- **Stated task**
Provide the data again in its entirety, exactly as given.

- **Data listing**
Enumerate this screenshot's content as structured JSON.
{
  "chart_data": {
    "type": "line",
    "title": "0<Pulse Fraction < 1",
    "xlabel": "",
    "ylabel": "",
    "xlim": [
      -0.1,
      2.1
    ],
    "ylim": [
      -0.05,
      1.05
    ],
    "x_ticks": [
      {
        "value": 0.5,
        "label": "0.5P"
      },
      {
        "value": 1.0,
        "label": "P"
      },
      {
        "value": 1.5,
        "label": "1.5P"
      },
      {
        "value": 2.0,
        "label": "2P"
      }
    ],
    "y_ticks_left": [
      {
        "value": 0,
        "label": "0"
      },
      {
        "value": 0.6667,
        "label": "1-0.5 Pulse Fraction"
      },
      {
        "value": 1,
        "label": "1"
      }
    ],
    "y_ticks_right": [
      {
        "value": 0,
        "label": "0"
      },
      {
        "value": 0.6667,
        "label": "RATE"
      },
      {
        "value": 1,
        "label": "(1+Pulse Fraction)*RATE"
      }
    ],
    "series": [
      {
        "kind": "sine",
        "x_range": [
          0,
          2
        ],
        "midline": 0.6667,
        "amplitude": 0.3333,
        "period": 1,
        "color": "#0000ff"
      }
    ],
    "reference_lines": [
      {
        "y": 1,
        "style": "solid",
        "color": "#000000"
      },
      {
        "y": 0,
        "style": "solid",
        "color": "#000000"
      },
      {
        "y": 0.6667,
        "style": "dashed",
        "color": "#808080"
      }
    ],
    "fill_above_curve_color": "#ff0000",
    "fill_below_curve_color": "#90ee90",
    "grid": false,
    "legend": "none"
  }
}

- **Written solution**
Enumerate this screenshot's content as structured JSON.
{
  "chart_data": {
    "type": "line",
    "title": "0<Pulse Fraction < 1",
    "xlabel": "",
    "ylabel": "",
    "xlim": [
      -0.1,
      2.1
    ],
    "ylim": [
      -0.05,
      1.05
    ],
    "x_ticks": [
      {
        "value": 0.5,
        "label": "0.5P"
      },
      {
        "value": 1.0,
        "label": "P"
      },
      {
        "value": 1.5,
        "label": "1.5P"
      },
      {
        "value": 2.0,
        "label": "2P"
      }
    ],
    "y_ticks_left": [
      {
        "value": 0,
        "label": "0"
      },
      {
        "value": 0.6667,
        "label": "1-0.5 Pulse Fraction"
      },
      {
        "value": 1,
        "label": "1"
      }
    ],
    "y_ticks_right": [
      {
        "value": 0,
        "label": "0"
      },
      {
        "value": 0.6667,
        "label": "RATE"
      },
      {
        "value": 1,
        "label": "(1+Pulse Fraction)*RATE"
      }
    ],
    "series": [
      {
        "kind": "sine",
        "x_range": [
          0,
          2
        ],
        "midline": 0.6667,
        "amplitude": 0.3333,
        "period": 1,
        "color": "#0000ff"
      }
    ],
    "reference_lines": [
      {
        "y": 1,
        "style": "solid",
        "color": "#000000"
      },
      {
        "y": 0,
        "style": "solid",
        "color": "#000000"
      },
      {
        "y": 0.6667,
        "style": "dashed",
        "color": "#808080"
      }
    ],
    "fill_above_curve_color": "#ff0000",
    "fill_below_curve_color": "#90ee90",
    "grid": false,
    "legend": "none"
  }
}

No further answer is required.